• _What is being asked_: Omit all pictures, then retype the data exactly as given.
>>>>>
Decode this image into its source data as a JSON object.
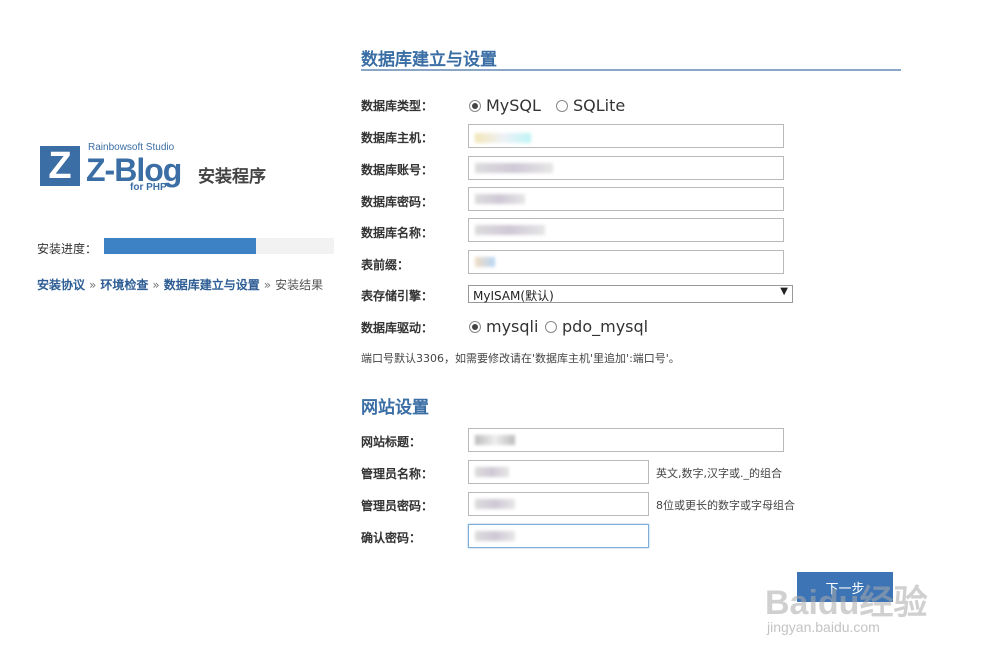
{
  "logo": {
    "studio": "Rainbowsoft Studio",
    "letter": "Z",
    "name": "Z-Blog",
    "platform": "for PHP",
    "setup": "安装程序"
  },
  "progress": {
    "label": "安装进度：",
    "percent": 66
  },
  "steps": [
    {
      "label": "安装协议",
      "done": true
    },
    {
      "label": "环境检查",
      "done": true
    },
    {
      "label": "数据库建立与设置",
      "done": true
    },
    {
      "label": "安装结果",
      "done": false
    }
  ],
  "step_separator": "»",
  "database_section": {
    "title": "数据库建立与设置",
    "type_label": "数据库类型：",
    "type_options": [
      "MySQL",
      "SQLite"
    ],
    "type_selected": "MySQL",
    "host_label": "数据库主机：",
    "user_label": "数据库账号：",
    "password_label": "数据库密码：",
    "name_label": "数据库名称：",
    "prefix_label": "表前缀：",
    "engine_label": "表存储引擎：",
    "engine_value": "MyISAM(默认)",
    "driver_label": "数据库驱动：",
    "driver_options": [
      "mysqli",
      "pdo_mysql"
    ],
    "driver_selected": "mysqli",
    "port_note": "端口号默认3306，如需要修改请在'数据库主机'里追加':端口号'。"
  },
  "site_section": {
    "title": "网站设置",
    "site_title_label": "网站标题：",
    "admin_name_label": "管理员名称：",
    "admin_name_hint": "英文,数字,汉字或._的组合",
    "admin_password_label": "管理员密码：",
    "admin_password_hint": "8位或更长的数字或字母组合",
    "confirm_password_label": "确认密码："
  },
  "next_button": "下一步",
  "watermark": {
    "main": "Baidu经验",
    "url": "jingyan.baidu.com"
  },
  "colors": {
    "accent": "#3a6ea5",
    "progress": "#3c82c5",
    "button": "#3c74b5"
  }
}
<<<<<
• _Expected output_:
Decode this image into its source data as a JSON object.
{
  "logo": {
    "studio": "Rainbowsoft Studio",
    "letter": "Z",
    "name": "Z-Blog",
    "platform": "for PHP",
    "setup": "安装程序"
  },
  "progress": {
    "label": "安装进度：",
    "percent": 66
  },
  "steps": [
    {
      "label": "安装协议",
      "done": true
    },
    {
      "label": "环境检查",
      "done": true
    },
    {
      "label": "数据库建立与设置",
      "done": true
    },
    {
      "label": "安装结果",
      "done": false
    }
  ],
  "step_separator": "»",
  "database_section": {
    "title": "数据库建立与设置",
    "type_label": "数据库类型：",
    "type_options": [
      "MySQL",
      "SQLite"
    ],
    "type_selected": "MySQL",
    "host_label": "数据库主机：",
    "user_label": "数据库账号：",
    "password_label": "数据库密码：",
    "name_label": "数据库名称：",
    "prefix_label": "表前缀：",
    "engine_label": "表存储引擎：",
    "engine_value": "MyISAM(默认)",
    "driver_label": "数据库驱动：",
    "driver_options": [
      "mysqli",
      "pdo_mysql"
    ],
    "driver_selected": "mysqli",
    "port_note": "端口号默认3306，如需要修改请在'数据库主机'里追加':端口号'。"
  },
  "site_section": {
    "title": "网站设置",
    "site_title_label": "网站标题：",
    "admin_name_label": "管理员名称：",
    "admin_name_hint": "英文,数字,汉字或._的组合",
    "admin_password_label": "管理员密码：",
    "admin_password_hint": "8位或更长的数字或字母组合",
    "confirm_password_label": "确认密码："
  },
  "next_button": "下一步",
  "watermark": {
    "main": "Baidu经验",
    "url": "jingyan.baidu.com"
  },
  "colors": {
    "accent": "#3a6ea5",
    "progress": "#3c82c5",
    "button": "#3c74b5"
  }
}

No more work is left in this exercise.